## Consigna A
Indica si cada afirmación concuerda con el texto extraído y justifica tu respuesta con las palabras exactas que lo deciden: (i) Artur London regaló su libro ‘La Confesión’ a quien narra. (ii) Quien narra salió de Alemania del Este saltando muros. (iii) Los recortes y fichas que quedaron en Leipzig y Berlín nunca llegaron a destino.

## Texto extraído
Creíamos conocer todas las preguntas, creíamos tener todas las respuestas y pensábamos que era urgente comunicárselo a nuestros paisanos.
Obviamente, ignorábamos que Adam Smith estaba en el ADN de Marx y asegurábamos que el marxismo era una ciencia: “la doctrina de Marx es todopoderosa porque es exacta”, había dicho Lenin.
No sospechábamos que, a partir de Stalin, se había convertido en una religión sustituta, con dioses, demonios, profetas, dogmas, mártires y herejes.
Es que nos faltaba conocer esa bella ironía andaluza: "Si no creo en la religión verdadera, menos creo en las otras”.
Así fue como, después de la trágica interrupción de nuestra democracia y con buenos motivos para exiliarme (recibí la inquietante noticia de mi muerte), terminé en la Alemania de Honecker.
Algunos dirán que fui consecuente y eso me suena piadoso. Prefiero decir la verdad: no encontré otro lugar donde sobrevivir.
Instalado en ese socialismo real y concreto, debí recordar una larga conversación de 1971, en París, con Artur London: combatiente internacionalista en la guerra civil española, prisionero en los campos de concentración de Hitler, vicecanciller checoslovaco y víctima emblemática del stalinismo.
Entonces London me regaló su célebre libro ‘La Confesión’. Un testimonio lacerante de cómo, tras haber expuesto su vida por las libertades, se había resignado a que los funcionarios de Stalin, pensaran por él.
Allí denunció cómo, abusando de esa disciplina militante y violando “los derechos más sagrados del hombre”, esos burócratas lo procesaron como traidor y luego lo condenaron a muerte en el famoso “proceso Slansky”.
En mi departamento de Lepzig yo quería recuperar ese libro para leerlo con nuevos ojos. Mientras, ponía distancia definitiva con los dogmas políticos y comenzaba a soñar el concepto de una democracia chilena escarmentada, transversal y reconciliada.
Terminé ese periplo –de tres años y un día, según mi jurídica esposa- con una fuga técnica. Esto es, no saltando muros, sino mediante una estrategia elaborada en secreto, con el apoyo fraterno de un diplomático peruano.
En manos amigas, en Leipzig y Berlín, quedaron cientos de recortes y fichas que no me arriesgué a transportar.
Tardaron años en llegarme, pero llegaron, como un milagro sencillo de la solidaridad.
Fueron las fuentes de mi libro ‘Crisis y renovación de las izquierdas’, que daría fiel testimonio de lo sucedido.
Se dice que en las guerras la primera baja es la verdad.
En la guerra fría eso se cumplió a costas del periodismo. La polarización global afectó sus códigos tradicionales y pude vivir la experiencia desde dos situaciones extremas: el Chile de los años 60-70 y la RDA.
Aquí -muchos lo recordamos con un escalofrío-, la noticia se hizo indistinguible de la militancia ideológica. Fue un arma arrojadiza y muchos periodistas se convirtieron en actores políticos.
En Alemania del Este, la noticia simplemente había dejado de existir. Los medios eran un instrumento más de la ideología oficial y nadie lo ignoraba. Un típico chiste alemán sobre el diario del partido ilustraba la situación: “Lea Neues Deutschland, cada día trae una fecha distinta”.

## Consigna B
Transcribe tal cual las líneas del listado que van desde la primera hasta la que contiene "volume-cell: 13986: [658, 64, 761, 92]", ambas incluidas.

## Datos proporcionados
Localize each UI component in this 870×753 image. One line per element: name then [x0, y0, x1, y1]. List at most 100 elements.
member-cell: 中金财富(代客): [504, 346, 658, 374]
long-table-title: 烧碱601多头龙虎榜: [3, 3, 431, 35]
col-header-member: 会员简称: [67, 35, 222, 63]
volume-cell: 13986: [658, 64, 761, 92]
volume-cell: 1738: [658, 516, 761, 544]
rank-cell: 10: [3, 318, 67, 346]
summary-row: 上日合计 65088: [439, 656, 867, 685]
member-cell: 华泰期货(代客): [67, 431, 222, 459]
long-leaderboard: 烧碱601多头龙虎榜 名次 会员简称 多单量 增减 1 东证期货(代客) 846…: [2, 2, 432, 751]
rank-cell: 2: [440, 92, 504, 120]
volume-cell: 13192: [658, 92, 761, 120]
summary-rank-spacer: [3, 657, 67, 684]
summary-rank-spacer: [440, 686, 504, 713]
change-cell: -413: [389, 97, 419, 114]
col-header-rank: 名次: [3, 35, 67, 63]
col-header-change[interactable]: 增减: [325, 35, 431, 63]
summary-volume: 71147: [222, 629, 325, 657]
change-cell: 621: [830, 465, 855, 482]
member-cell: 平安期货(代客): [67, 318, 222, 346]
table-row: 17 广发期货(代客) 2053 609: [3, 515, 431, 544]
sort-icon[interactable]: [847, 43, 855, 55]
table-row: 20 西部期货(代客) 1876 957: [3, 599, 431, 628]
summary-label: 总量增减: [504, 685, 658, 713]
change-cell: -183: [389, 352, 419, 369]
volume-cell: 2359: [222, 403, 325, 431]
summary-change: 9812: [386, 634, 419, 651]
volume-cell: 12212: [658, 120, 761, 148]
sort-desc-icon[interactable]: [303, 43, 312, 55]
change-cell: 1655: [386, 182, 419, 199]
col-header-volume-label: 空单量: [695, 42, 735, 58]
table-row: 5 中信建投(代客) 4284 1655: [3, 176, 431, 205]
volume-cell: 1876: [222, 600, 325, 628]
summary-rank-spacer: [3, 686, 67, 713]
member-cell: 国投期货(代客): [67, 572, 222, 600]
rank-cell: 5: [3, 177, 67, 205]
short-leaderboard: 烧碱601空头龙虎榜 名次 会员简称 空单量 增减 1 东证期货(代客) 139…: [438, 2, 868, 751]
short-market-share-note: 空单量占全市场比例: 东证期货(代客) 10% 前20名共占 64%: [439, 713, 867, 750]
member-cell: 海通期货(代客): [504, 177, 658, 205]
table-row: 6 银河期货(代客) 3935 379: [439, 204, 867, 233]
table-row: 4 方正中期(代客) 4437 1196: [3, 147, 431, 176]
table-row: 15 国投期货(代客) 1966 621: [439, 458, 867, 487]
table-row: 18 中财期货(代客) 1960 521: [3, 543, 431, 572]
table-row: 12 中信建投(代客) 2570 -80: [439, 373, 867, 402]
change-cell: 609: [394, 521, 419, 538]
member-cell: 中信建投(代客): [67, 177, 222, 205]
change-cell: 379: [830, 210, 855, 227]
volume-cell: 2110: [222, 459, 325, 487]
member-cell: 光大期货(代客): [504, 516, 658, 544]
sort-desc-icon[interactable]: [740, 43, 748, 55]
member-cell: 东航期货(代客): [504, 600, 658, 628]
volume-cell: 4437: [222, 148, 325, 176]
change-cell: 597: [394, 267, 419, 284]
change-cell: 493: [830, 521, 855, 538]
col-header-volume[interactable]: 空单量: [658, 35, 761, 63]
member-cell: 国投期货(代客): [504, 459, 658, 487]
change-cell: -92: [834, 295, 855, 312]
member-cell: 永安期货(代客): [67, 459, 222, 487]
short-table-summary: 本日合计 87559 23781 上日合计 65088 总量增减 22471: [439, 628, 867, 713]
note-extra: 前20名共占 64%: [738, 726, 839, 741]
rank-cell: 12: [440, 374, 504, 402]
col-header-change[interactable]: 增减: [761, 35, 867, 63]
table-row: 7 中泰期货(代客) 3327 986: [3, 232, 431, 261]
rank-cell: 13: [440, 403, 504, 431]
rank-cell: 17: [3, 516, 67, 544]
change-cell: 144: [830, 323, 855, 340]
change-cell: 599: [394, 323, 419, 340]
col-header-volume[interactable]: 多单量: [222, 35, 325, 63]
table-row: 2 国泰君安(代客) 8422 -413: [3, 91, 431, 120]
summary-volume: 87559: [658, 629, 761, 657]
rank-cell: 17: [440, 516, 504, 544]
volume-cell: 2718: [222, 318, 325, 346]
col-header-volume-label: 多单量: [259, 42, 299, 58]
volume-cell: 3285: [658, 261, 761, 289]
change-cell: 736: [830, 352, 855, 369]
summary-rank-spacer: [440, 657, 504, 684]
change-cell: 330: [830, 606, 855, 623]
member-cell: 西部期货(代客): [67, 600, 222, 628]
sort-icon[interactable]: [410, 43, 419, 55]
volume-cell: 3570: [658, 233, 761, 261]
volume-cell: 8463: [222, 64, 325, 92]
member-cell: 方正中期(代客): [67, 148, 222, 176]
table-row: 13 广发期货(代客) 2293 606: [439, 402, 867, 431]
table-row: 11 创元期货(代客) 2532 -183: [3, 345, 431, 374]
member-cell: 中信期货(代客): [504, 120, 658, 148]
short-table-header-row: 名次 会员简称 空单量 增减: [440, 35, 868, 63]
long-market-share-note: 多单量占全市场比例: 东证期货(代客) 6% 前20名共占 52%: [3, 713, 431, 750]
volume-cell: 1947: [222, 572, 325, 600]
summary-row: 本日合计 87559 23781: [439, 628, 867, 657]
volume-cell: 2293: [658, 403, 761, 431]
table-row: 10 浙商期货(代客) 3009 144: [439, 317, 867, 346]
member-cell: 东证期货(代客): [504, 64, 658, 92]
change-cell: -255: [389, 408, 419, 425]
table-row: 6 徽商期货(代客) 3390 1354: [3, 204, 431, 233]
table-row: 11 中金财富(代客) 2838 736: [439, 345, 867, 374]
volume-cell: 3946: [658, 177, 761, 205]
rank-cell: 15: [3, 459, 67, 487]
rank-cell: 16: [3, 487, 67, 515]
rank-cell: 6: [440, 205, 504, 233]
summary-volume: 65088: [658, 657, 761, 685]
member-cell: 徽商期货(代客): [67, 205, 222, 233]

## Solución desarrollada A
(i) Sí: "Entonces London me regaló su célebre libro ‘La Confesión’."
(ii) No: "no saltando muros, sino mediante una estrategia elaborada en secreto, con el apoyo fraterno de un diplomático peruano."
(iii) No: "Tardaron años en llegarme, pero llegaron, como un milagro sencillo de la solidaridad."

## Solución desarrollada B
Localize each UI component in this 870×753 image. One line per element: name then [x0, y0, x1, y1]. List at most 100 elements.
member-cell: 中金财富(代客): [504, 346, 658, 374]
long-table-title: 烧碱601多头龙虎榜: [3, 3, 431, 35]
col-header-member: 会员简称: [67, 35, 222, 63]
volume-cell: 13986: [658, 64, 761, 92]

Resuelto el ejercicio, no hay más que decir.